• To be done: Among the entries below, count the lines that contain the word "till". Write down only the total.

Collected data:

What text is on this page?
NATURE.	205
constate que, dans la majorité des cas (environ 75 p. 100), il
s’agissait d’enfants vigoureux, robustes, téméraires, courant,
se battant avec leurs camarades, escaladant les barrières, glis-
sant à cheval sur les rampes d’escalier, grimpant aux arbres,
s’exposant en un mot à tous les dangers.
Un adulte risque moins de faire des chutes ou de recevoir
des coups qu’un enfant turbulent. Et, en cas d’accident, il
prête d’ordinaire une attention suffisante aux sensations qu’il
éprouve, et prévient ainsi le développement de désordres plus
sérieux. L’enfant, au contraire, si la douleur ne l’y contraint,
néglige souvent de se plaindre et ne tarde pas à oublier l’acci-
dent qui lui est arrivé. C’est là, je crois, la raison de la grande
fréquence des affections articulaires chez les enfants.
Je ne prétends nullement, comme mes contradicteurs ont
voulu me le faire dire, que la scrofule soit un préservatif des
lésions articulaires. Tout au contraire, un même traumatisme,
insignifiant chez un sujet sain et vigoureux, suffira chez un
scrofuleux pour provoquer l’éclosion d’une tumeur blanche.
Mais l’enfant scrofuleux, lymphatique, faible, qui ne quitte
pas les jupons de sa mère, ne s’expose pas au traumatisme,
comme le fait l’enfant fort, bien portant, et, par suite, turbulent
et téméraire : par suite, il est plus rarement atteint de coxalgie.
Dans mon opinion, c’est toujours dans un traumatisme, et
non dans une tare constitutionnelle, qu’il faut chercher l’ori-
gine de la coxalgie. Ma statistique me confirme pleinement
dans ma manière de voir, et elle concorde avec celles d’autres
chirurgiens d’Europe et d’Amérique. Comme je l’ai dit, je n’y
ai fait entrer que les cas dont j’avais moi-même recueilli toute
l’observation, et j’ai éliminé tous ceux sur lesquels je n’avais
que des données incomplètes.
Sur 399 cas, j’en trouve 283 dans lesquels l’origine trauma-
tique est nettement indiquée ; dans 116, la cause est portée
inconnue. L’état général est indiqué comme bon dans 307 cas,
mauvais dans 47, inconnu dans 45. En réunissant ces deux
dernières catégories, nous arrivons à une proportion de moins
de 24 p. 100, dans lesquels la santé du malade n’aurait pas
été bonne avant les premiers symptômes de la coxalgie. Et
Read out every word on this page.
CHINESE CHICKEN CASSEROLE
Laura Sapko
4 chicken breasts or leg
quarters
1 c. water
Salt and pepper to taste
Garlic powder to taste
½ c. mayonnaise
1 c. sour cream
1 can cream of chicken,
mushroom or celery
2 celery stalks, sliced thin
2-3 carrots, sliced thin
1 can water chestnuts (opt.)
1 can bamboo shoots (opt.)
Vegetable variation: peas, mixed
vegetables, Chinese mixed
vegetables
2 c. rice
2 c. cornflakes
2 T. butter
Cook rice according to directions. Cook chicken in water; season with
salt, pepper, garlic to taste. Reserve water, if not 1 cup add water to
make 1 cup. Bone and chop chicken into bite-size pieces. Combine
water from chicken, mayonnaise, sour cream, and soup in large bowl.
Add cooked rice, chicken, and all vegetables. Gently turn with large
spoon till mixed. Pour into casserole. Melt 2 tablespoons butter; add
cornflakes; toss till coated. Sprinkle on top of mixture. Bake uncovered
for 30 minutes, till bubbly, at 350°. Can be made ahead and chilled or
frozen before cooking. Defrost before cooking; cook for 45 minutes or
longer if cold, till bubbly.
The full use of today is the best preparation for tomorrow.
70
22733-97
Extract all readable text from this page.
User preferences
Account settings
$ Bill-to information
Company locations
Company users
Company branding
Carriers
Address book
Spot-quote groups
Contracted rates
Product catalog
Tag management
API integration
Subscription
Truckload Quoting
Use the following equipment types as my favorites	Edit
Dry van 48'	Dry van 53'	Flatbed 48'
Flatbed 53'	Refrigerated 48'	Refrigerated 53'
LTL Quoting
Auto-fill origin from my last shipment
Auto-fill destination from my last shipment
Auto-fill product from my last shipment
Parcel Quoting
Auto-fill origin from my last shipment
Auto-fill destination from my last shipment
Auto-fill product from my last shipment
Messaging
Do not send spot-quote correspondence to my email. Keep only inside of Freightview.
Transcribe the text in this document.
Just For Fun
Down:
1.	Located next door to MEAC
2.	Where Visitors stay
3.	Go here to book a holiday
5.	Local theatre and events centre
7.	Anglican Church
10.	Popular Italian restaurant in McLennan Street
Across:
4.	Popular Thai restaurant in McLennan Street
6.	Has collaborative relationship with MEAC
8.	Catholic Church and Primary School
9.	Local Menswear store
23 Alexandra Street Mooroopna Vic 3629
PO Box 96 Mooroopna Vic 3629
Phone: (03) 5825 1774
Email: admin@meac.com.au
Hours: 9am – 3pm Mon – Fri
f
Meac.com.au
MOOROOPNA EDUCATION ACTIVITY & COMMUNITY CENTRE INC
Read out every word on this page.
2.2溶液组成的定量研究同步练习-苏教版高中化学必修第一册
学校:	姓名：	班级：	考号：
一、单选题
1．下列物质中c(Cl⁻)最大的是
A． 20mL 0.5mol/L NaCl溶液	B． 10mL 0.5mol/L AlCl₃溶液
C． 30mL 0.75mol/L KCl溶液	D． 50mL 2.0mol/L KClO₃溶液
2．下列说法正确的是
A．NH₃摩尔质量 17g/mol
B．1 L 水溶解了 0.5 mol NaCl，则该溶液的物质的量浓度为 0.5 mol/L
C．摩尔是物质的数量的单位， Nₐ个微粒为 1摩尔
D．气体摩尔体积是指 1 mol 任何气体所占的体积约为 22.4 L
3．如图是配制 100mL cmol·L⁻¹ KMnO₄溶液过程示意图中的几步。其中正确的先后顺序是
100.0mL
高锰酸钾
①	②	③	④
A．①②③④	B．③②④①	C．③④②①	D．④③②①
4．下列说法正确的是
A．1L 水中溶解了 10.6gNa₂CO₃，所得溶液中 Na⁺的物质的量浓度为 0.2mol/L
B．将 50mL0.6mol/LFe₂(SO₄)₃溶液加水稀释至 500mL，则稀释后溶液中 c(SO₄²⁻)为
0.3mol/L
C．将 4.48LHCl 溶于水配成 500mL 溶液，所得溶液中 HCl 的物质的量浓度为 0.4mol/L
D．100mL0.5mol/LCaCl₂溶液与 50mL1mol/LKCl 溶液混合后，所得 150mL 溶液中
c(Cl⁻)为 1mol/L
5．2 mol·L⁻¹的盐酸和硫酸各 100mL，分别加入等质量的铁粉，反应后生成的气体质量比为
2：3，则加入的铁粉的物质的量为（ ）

• The answer: 4